• WRITTEN EXERCISE:
Wherever the word "next" appears in a line, copy that line.

• INPUT RECORDS:
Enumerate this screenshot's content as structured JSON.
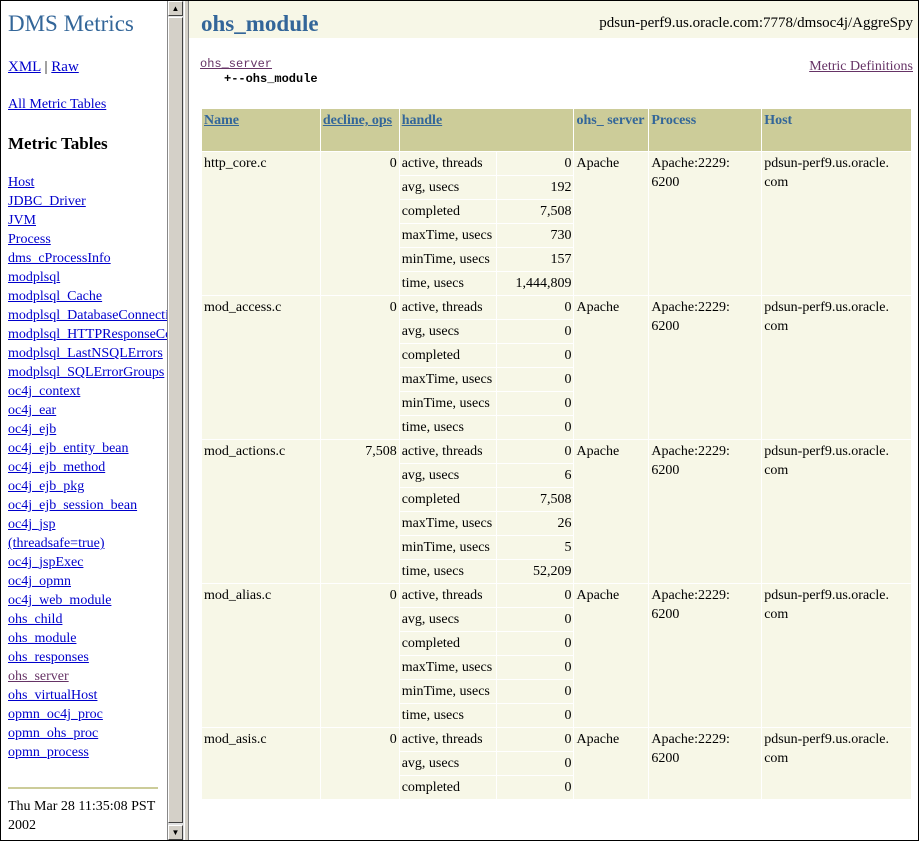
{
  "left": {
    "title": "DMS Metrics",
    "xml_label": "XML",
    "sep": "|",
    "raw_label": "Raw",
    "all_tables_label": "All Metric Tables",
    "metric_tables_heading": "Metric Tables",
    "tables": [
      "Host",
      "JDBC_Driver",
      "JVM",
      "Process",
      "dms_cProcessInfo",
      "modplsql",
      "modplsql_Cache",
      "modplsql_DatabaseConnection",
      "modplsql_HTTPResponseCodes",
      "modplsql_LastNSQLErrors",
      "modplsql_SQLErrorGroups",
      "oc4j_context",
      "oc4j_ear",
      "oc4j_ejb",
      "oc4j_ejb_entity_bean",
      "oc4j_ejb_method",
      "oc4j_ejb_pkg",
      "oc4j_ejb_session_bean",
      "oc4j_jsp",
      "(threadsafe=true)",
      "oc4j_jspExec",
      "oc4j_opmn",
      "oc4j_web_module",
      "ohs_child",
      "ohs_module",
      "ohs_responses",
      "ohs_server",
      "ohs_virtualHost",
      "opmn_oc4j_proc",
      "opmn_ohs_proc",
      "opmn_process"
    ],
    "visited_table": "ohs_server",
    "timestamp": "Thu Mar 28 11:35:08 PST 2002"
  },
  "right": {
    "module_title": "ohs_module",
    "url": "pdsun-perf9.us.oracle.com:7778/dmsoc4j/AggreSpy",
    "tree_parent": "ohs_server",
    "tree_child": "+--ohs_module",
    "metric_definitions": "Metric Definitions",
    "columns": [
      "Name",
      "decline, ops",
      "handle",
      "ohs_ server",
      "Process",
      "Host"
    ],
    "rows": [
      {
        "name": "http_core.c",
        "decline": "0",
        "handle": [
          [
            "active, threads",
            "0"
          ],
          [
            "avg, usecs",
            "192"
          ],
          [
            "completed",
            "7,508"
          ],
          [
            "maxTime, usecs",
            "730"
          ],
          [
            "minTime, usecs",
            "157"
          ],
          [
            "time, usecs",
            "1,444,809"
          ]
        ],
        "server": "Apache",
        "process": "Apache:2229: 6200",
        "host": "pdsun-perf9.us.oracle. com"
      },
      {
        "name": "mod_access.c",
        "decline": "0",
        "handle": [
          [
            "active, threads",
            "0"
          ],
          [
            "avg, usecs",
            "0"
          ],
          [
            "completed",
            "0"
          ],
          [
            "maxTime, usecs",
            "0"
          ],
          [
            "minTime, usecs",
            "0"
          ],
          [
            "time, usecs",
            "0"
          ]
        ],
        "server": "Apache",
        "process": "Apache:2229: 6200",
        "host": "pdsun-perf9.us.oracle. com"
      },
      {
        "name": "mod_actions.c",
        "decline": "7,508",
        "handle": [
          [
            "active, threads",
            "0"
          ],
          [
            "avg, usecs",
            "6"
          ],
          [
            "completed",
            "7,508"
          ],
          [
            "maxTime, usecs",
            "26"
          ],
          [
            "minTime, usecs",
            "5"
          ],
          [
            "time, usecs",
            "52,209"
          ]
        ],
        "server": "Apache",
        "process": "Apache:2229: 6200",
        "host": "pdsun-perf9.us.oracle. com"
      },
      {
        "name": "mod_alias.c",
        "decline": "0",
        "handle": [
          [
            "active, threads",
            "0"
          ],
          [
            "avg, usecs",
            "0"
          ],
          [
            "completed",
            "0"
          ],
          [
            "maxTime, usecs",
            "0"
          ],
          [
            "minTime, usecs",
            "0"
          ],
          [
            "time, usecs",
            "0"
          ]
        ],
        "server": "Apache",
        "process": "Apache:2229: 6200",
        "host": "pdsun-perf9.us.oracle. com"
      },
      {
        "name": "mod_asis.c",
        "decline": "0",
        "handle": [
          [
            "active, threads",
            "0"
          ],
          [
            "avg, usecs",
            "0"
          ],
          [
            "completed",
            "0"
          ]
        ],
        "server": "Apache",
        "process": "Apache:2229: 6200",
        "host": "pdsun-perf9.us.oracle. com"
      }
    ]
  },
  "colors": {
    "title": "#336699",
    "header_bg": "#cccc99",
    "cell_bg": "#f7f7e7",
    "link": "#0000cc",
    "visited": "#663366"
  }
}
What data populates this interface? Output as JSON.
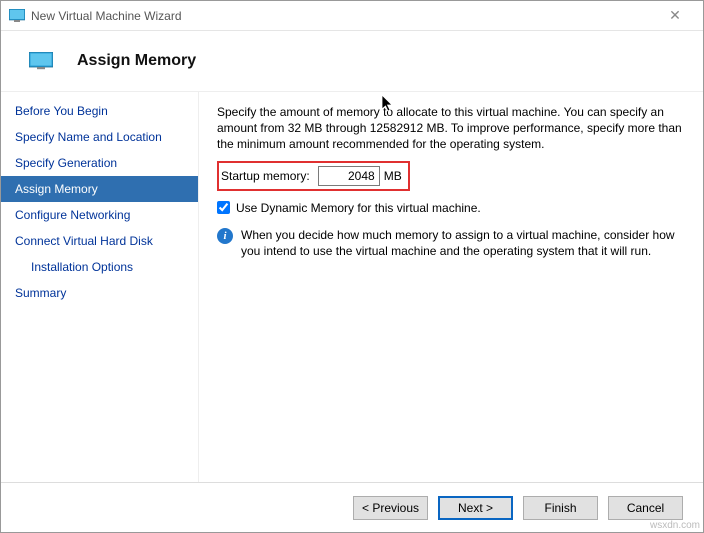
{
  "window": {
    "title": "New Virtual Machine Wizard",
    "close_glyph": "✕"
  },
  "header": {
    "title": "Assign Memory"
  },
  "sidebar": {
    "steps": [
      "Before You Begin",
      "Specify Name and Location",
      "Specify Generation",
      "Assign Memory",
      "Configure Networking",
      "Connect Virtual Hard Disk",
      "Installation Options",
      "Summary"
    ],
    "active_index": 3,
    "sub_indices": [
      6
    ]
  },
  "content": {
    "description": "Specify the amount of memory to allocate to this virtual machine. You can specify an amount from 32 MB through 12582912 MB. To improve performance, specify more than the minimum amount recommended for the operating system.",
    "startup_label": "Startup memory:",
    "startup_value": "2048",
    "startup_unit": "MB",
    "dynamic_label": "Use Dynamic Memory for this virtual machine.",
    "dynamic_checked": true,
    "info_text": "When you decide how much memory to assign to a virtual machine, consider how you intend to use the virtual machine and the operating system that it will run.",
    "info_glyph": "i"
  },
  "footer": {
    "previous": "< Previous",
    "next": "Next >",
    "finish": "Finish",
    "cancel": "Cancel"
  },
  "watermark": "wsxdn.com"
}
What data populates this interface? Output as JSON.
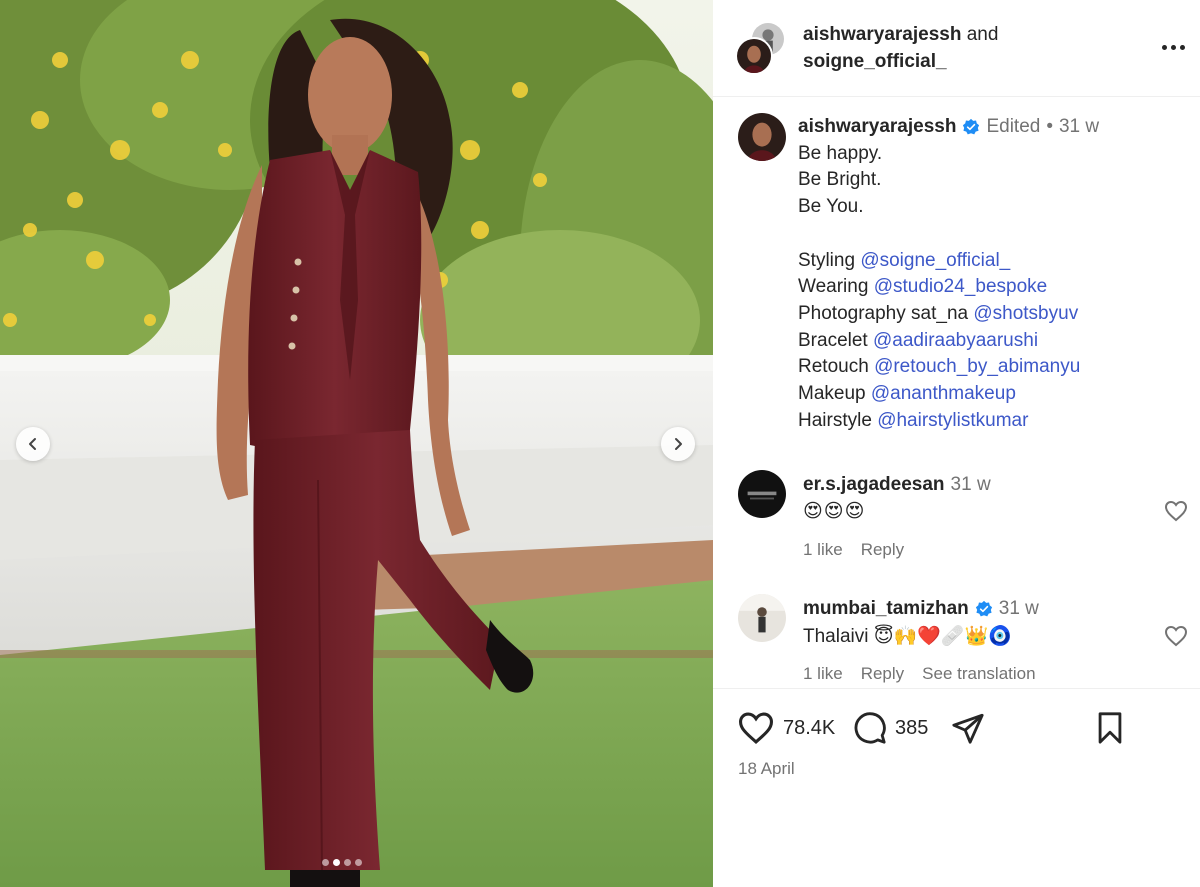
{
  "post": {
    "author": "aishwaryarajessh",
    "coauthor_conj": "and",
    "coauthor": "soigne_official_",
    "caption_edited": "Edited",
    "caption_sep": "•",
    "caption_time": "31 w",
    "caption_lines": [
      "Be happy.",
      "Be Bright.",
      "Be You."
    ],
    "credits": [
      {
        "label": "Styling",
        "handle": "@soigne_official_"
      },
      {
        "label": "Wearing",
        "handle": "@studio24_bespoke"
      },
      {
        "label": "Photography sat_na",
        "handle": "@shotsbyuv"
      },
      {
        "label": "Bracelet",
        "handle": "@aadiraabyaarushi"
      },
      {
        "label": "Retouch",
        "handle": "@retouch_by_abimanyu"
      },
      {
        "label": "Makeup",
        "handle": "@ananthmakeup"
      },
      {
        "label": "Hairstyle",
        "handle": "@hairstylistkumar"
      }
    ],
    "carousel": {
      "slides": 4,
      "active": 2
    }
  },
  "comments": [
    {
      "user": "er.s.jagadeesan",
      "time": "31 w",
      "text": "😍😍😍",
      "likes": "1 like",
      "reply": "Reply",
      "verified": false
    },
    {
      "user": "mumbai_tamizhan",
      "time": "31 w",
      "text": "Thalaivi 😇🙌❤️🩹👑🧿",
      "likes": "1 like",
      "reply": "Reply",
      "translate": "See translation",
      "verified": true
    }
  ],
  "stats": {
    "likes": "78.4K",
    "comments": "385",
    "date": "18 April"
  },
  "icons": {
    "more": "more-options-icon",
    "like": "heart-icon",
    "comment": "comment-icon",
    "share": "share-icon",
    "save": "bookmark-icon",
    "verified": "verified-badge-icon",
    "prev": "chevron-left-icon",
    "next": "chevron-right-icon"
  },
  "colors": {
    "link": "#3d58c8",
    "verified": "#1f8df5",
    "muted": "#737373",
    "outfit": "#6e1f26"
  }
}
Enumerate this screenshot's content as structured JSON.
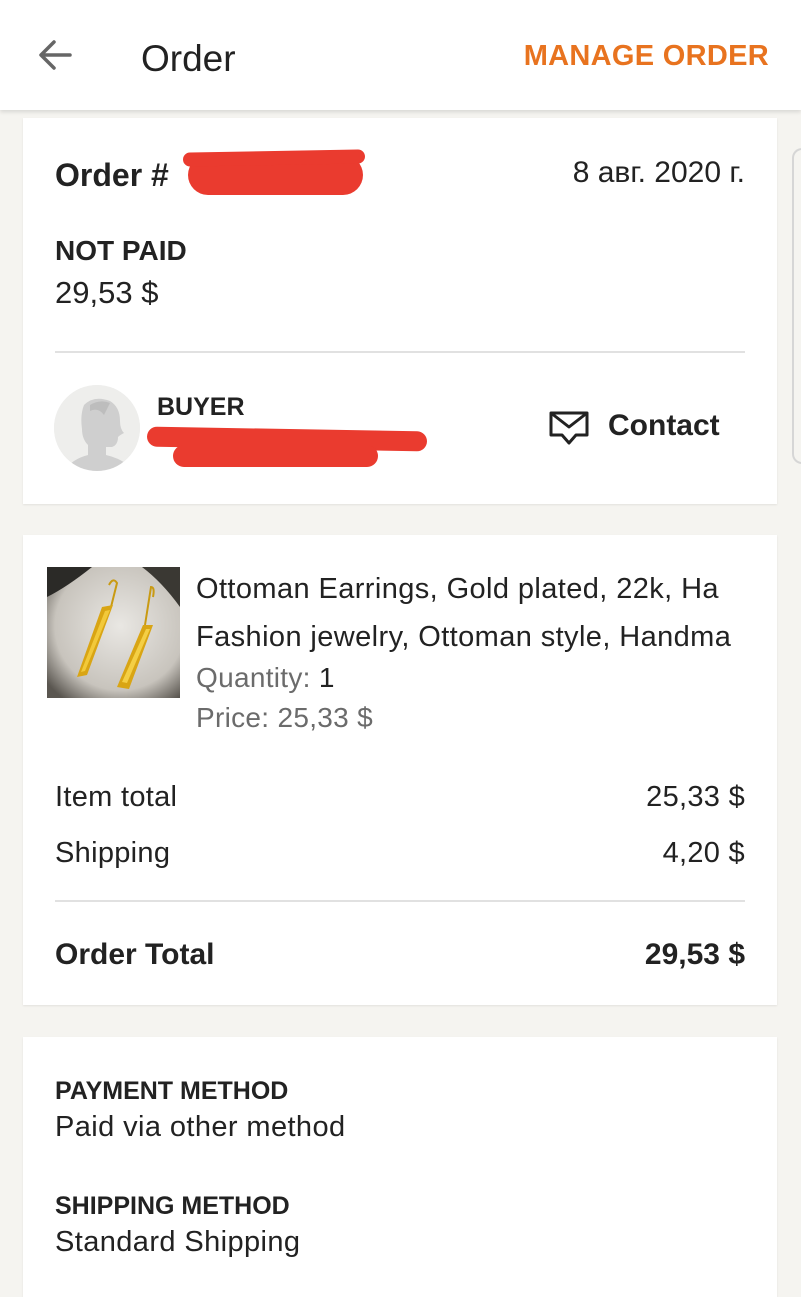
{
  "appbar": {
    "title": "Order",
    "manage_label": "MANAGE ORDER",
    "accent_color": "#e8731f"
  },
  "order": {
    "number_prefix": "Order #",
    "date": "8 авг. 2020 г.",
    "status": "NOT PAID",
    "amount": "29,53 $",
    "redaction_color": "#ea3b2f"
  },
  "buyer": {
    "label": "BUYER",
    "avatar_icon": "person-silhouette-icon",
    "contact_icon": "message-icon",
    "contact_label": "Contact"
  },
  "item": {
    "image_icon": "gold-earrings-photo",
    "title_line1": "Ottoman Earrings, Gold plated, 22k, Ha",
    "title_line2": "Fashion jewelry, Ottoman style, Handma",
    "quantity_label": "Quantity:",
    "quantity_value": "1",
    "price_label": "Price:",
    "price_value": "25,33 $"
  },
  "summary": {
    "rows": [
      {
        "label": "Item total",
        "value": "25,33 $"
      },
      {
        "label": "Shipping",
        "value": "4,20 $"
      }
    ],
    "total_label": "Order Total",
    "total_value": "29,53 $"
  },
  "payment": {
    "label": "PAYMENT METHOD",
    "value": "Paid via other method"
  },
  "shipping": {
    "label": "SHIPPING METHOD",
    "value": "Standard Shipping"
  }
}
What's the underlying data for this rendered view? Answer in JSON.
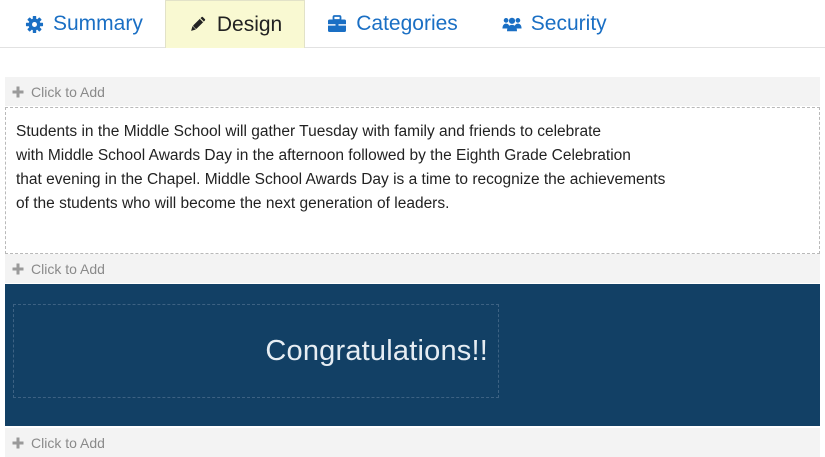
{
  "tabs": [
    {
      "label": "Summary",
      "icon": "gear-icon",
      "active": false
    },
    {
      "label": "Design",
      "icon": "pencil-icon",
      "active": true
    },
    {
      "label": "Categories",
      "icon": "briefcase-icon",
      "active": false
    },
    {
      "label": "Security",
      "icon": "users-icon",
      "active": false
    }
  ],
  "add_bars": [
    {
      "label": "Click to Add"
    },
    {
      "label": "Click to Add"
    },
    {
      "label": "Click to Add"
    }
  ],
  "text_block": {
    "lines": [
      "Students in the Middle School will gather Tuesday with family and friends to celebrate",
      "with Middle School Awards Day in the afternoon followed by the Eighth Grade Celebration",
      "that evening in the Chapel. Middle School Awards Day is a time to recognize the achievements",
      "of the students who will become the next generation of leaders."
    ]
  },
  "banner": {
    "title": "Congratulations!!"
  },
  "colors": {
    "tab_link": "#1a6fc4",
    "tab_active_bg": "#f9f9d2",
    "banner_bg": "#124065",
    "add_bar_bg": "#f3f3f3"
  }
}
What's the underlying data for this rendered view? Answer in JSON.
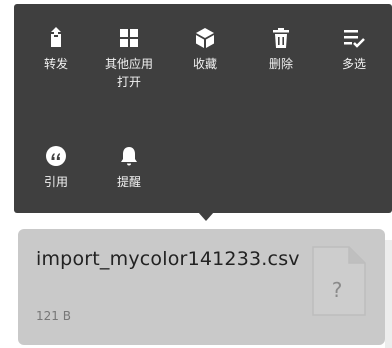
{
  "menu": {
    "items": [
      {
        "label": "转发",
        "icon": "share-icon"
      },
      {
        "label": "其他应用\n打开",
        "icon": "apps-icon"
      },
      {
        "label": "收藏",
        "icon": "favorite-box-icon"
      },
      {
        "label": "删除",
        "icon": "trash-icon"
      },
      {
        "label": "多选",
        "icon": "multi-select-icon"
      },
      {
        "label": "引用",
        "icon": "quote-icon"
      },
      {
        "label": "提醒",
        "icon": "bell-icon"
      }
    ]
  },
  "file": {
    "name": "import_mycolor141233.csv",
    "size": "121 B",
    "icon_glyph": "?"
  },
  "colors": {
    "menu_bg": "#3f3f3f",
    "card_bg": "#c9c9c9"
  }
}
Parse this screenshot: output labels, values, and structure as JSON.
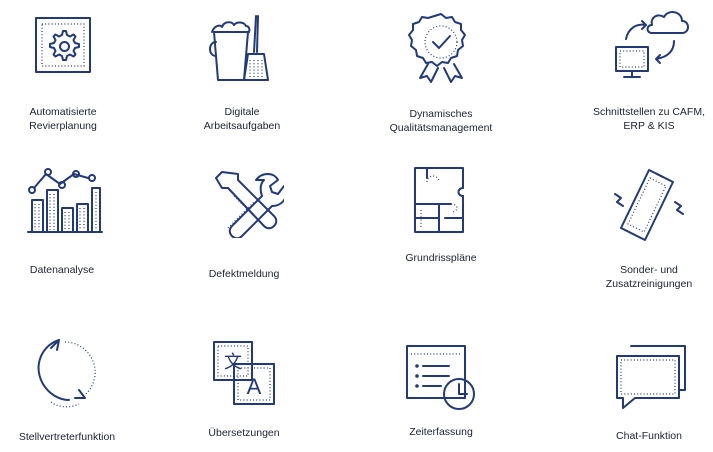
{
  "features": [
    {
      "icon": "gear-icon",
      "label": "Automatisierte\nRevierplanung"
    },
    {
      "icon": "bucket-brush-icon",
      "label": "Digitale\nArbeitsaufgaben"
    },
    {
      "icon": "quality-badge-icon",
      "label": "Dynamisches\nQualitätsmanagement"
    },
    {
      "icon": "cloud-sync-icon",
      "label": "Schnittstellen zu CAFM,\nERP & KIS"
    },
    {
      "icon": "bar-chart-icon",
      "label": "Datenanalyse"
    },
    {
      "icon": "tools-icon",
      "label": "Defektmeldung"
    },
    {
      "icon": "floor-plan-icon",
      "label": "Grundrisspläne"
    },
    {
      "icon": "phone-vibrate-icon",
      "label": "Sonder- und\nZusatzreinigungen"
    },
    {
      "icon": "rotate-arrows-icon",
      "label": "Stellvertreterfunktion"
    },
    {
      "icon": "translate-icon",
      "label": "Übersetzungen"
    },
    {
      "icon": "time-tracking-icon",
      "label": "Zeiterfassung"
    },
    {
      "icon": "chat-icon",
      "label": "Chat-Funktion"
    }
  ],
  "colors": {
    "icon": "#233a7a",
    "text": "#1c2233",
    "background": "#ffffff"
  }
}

• RESPONSE TO THIS EXERCISE:
    "next": "Next >",
    "next": "chevron-right-icon"
      "of the students who will become the next generation of leaders."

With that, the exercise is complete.